Task to complete: All of the records below should be retyped exactly, with no pictures included.

[Excerpts from a figure dataset]
BEGIN

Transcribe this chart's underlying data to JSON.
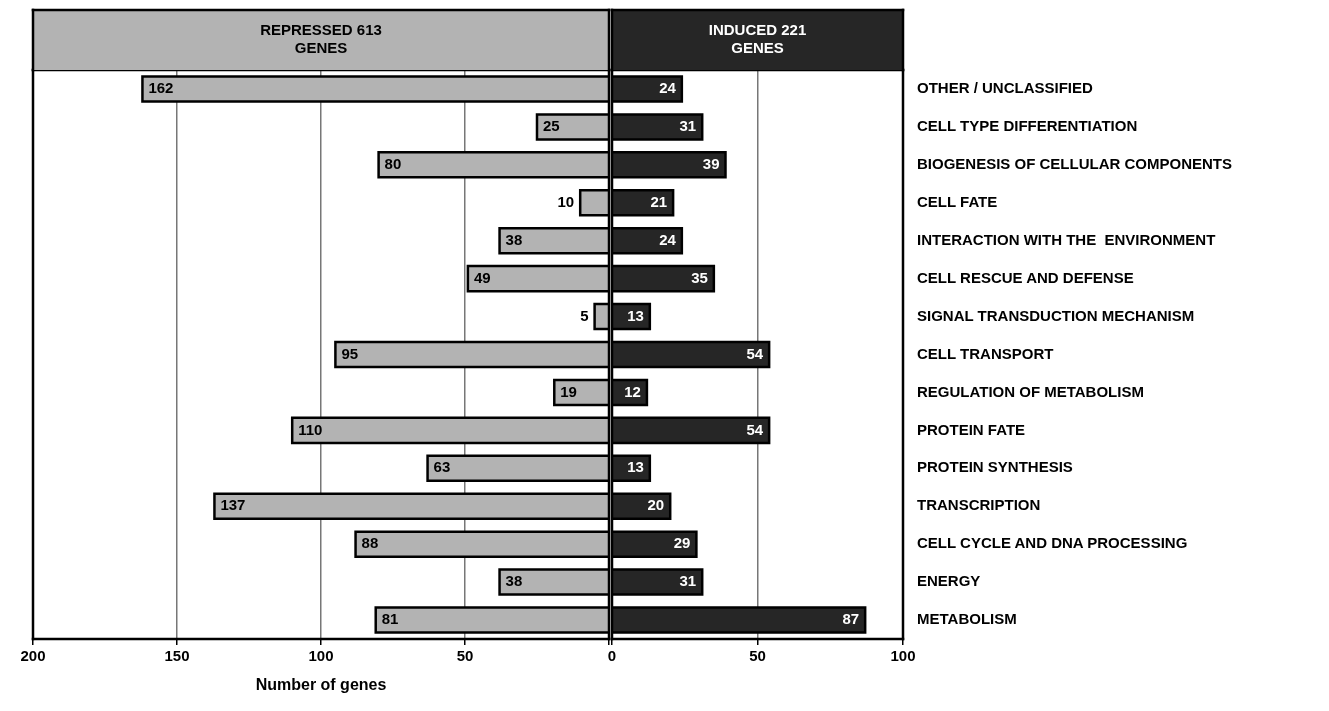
{
  "chart_data": [
    {
      "type": "bar",
      "orientation": "horizontal",
      "title": "REPRESSED 613 GENES",
      "xlabel": "Number of genes",
      "tick_labels": "x",
      "categories": [
        null,
        null,
        null,
        null,
        null,
        null,
        null,
        null,
        null,
        null,
        null,
        null,
        null,
        null,
        null
      ],
      "values": [
        162,
        25,
        80,
        10,
        38,
        49,
        5,
        95,
        19,
        110,
        63,
        137,
        88,
        38,
        81
      ],
      "color": "#b3b3b3",
      "data_labels": true,
      "xlim": [
        200,
        0
      ],
      "xticks": [
        200,
        150,
        100,
        50,
        {
          "value": 0,
          "label": null
        }
      ],
      "grid": "x"
    },
    {
      "type": "bar",
      "orientation": "horizontal",
      "title": "INDUCED 221 GENES",
      "categories": [
        "OTHER / UNCLASSIFIED",
        "CELL TYPE DIFFERENTIATION",
        "BIOGENESIS OF CELLULAR COMPONENTS",
        "CELL FATE",
        "INTERACTION WITH THE  ENVIRONMENT",
        "CELL RESCUE AND DEFENSE",
        "SIGNAL TRANSDUCTION MECHANISM",
        "CELL TRANSPORT",
        "REGULATION OF METABOLISM",
        "PROTEIN FATE",
        "PROTEIN SYNTHESIS",
        "TRANSCRIPTION",
        "CELL CYCLE AND DNA PROCESSING",
        "ENERGY",
        "METABOLISM"
      ],
      "values": [
        24,
        31,
        39,
        21,
        24,
        35,
        13,
        54,
        12,
        54,
        13,
        20,
        29,
        31,
        87
      ],
      "color": "#262626",
      "data_labels": true,
      "xlim": [
        0,
        100
      ],
      "xticks": [
        0,
        50,
        100
      ],
      "grid": "x"
    }
  ]
}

END

Result of this exercise:
Transcribe this chart's underlying data to JSON.
{
  "chart_data": [
    {
      "type": "bar",
      "orientation": "horizontal",
      "title": "REPRESSED 613 GENES",
      "xlabel": "Number of genes",
      "tick_labels": "x",
      "categories": [
        null,
        null,
        null,
        null,
        null,
        null,
        null,
        null,
        null,
        null,
        null,
        null,
        null,
        null,
        null
      ],
      "values": [
        162,
        25,
        80,
        10,
        38,
        49,
        5,
        95,
        19,
        110,
        63,
        137,
        88,
        38,
        81
      ],
      "color": "#b3b3b3",
      "data_labels": true,
      "xlim": [
        200,
        0
      ],
      "xticks": [
        200,
        150,
        100,
        50,
        {
          "value": 0,
          "label": null
        }
      ],
      "grid": "x"
    },
    {
      "type": "bar",
      "orientation": "horizontal",
      "title": "INDUCED 221 GENES",
      "categories": [
        "OTHER / UNCLASSIFIED",
        "CELL TYPE DIFFERENTIATION",
        "BIOGENESIS OF CELLULAR COMPONENTS",
        "CELL FATE",
        "INTERACTION WITH THE  ENVIRONMENT",
        "CELL RESCUE AND DEFENSE",
        "SIGNAL TRANSDUCTION MECHANISM",
        "CELL TRANSPORT",
        "REGULATION OF METABOLISM",
        "PROTEIN FATE",
        "PROTEIN SYNTHESIS",
        "TRANSCRIPTION",
        "CELL CYCLE AND DNA PROCESSING",
        "ENERGY",
        "METABOLISM"
      ],
      "values": [
        24,
        31,
        39,
        21,
        24,
        35,
        13,
        54,
        12,
        54,
        13,
        20,
        29,
        31,
        87
      ],
      "color": "#262626",
      "data_labels": true,
      "xlim": [
        0,
        100
      ],
      "xticks": [
        0,
        50,
        100
      ],
      "grid": "x"
    }
  ]
}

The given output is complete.